* Recorded data

+ + + +

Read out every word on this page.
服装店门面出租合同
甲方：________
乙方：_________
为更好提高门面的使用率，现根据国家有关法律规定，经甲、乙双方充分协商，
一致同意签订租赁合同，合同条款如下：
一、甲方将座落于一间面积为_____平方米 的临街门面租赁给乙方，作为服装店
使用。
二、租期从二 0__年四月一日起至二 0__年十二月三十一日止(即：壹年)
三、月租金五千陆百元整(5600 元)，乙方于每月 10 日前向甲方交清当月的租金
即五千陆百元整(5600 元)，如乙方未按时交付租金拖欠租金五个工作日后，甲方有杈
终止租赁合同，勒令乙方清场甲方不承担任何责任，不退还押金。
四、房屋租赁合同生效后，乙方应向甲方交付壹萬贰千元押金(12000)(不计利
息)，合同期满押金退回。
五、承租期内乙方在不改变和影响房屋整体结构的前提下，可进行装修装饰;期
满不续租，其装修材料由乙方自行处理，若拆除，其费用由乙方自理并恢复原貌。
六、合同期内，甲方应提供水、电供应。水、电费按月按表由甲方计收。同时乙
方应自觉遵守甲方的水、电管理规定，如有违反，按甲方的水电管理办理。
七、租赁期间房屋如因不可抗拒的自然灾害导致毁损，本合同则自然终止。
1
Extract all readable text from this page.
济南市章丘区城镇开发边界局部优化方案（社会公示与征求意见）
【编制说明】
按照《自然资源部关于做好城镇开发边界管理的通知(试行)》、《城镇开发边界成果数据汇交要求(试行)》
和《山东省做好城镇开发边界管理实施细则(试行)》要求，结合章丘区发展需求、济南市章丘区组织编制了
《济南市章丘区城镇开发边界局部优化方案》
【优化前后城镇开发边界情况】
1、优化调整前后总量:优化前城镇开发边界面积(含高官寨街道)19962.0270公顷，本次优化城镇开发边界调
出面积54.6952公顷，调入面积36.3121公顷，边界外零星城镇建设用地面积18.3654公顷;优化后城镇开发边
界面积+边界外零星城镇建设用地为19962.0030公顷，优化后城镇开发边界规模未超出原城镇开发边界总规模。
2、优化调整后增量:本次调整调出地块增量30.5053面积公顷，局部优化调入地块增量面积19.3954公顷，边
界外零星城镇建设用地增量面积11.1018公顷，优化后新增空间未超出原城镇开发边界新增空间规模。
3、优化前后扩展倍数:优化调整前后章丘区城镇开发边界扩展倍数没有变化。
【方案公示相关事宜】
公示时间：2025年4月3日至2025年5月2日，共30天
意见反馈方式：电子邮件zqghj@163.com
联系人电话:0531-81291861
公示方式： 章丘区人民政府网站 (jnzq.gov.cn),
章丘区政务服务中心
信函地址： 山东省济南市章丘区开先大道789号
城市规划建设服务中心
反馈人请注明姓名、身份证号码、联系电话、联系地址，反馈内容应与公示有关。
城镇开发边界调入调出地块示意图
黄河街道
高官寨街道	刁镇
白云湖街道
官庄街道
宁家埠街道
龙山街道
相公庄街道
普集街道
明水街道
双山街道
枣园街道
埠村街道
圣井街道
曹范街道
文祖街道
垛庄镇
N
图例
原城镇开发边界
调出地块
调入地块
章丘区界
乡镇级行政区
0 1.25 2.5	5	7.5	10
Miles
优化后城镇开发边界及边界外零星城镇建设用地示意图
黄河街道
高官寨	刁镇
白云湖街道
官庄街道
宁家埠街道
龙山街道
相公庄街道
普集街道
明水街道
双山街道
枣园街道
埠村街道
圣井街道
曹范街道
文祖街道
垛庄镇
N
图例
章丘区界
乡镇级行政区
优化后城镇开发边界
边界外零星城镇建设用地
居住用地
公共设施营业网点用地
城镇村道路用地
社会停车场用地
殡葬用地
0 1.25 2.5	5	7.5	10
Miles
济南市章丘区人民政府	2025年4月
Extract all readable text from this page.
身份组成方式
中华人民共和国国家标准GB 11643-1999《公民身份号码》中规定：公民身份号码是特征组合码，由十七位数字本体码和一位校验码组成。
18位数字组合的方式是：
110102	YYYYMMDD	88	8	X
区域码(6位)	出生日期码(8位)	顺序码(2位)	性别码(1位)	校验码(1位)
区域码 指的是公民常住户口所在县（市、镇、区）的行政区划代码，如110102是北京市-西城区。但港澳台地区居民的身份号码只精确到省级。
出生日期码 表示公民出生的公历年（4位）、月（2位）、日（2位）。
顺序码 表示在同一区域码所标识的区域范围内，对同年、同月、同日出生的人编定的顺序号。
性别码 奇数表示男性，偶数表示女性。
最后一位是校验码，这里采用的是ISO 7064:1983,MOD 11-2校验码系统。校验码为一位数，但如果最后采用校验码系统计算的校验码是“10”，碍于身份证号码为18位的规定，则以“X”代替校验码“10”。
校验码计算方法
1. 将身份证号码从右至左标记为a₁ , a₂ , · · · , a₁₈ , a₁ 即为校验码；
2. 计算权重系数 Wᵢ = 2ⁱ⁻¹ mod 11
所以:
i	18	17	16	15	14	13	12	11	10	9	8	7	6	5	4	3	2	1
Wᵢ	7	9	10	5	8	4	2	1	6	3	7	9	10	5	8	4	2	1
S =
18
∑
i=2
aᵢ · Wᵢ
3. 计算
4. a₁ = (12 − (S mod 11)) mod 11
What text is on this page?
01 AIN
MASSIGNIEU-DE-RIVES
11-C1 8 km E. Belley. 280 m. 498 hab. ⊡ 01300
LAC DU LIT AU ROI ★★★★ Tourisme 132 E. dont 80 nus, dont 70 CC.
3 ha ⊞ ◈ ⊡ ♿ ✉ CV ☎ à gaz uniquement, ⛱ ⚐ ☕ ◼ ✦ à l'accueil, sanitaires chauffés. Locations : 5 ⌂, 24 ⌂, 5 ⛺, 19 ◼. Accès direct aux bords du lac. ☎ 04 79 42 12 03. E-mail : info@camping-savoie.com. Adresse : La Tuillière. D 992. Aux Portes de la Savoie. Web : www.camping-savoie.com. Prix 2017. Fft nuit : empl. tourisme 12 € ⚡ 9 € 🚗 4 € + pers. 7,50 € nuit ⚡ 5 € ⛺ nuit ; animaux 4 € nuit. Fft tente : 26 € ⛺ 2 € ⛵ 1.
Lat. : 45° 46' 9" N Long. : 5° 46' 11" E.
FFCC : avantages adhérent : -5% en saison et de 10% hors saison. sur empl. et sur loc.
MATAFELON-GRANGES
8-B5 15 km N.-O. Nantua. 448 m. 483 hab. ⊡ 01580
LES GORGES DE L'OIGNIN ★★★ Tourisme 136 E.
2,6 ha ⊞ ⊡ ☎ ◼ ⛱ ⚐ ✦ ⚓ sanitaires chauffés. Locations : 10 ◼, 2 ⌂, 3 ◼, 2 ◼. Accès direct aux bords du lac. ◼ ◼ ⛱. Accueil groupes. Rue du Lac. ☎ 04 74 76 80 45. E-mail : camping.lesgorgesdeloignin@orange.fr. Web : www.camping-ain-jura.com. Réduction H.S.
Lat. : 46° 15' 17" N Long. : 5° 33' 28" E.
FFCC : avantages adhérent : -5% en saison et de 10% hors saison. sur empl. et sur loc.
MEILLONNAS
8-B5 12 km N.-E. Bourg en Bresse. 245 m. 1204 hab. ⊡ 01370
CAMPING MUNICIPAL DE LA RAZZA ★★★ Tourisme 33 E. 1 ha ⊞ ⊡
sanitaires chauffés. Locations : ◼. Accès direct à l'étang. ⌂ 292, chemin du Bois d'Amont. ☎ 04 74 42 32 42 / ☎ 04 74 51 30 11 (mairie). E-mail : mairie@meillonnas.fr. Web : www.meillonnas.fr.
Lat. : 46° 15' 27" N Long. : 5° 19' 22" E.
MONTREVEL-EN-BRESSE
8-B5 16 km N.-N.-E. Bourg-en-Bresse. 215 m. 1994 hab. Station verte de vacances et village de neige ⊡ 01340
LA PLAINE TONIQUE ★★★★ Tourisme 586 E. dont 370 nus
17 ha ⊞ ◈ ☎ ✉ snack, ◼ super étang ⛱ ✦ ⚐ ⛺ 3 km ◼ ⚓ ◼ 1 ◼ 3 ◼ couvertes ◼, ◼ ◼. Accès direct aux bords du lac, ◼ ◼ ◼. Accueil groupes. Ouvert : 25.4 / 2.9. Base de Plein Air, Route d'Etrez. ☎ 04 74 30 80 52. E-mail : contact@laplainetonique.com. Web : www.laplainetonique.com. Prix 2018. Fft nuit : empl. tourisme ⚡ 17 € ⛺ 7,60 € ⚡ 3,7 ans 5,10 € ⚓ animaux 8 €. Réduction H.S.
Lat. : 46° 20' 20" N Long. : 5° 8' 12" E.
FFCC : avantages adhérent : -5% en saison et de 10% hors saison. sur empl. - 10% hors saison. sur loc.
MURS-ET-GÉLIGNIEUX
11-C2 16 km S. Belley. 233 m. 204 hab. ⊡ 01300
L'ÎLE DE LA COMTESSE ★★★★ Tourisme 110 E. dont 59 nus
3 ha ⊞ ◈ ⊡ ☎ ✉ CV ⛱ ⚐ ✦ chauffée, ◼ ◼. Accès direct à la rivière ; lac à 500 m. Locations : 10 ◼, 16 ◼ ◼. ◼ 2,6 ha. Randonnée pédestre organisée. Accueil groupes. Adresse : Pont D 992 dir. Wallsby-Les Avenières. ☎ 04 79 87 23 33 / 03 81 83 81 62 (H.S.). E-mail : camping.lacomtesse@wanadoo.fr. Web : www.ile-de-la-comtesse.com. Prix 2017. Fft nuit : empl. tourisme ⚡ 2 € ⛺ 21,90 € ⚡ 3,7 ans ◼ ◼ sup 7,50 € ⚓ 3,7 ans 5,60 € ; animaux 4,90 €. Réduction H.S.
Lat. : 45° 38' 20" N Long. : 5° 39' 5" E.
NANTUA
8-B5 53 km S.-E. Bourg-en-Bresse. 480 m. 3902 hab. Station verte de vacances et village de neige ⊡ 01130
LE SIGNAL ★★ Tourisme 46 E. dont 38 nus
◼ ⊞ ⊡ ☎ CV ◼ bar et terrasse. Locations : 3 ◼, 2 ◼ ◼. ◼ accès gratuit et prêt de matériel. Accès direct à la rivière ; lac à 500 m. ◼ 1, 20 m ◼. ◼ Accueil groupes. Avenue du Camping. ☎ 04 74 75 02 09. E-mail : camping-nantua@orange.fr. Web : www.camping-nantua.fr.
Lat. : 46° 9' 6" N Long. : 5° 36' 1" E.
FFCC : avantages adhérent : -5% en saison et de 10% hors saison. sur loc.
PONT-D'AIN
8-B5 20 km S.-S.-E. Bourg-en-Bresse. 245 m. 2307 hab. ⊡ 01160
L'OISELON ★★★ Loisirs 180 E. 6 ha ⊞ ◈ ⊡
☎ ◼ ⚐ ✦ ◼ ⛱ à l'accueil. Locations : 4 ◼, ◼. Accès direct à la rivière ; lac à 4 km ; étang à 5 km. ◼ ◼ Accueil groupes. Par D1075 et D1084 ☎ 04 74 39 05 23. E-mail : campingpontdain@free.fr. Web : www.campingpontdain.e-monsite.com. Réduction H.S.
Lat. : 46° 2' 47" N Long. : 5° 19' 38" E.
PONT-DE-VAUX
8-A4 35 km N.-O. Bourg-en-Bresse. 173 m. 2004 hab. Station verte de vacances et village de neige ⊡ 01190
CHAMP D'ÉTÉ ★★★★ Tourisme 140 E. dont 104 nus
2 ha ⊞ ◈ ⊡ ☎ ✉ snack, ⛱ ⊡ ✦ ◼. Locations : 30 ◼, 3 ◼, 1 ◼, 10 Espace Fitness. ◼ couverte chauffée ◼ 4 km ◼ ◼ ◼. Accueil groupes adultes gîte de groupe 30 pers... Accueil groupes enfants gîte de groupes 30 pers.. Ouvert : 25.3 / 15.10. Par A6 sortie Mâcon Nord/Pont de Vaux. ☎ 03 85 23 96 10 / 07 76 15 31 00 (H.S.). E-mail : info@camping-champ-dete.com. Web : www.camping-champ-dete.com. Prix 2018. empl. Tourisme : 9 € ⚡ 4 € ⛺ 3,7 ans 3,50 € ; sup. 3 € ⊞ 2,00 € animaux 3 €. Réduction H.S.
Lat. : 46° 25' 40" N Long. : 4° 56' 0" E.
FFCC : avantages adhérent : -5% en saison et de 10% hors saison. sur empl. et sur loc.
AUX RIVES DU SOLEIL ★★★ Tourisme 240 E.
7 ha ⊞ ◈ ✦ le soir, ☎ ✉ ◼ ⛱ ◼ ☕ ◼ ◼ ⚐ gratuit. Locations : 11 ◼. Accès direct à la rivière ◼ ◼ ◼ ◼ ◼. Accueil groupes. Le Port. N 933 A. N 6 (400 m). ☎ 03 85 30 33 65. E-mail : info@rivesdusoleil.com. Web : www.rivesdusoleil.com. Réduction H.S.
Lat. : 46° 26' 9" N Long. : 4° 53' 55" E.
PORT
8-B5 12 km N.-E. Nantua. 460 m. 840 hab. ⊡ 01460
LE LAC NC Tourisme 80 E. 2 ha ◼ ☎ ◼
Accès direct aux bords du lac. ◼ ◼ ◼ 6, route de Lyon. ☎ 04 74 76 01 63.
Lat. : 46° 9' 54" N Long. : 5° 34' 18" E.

+ + + +

* Task goal
Copy out each line in the preceding records that contains "出生日期码".

* Written response
区域码(6位)	出生日期码(8位)	顺序码(2位)	性别码(1位)	校验码(1位)
出生日期码 表示公民出生的公历年（4位）、月（2位）、日（2位）。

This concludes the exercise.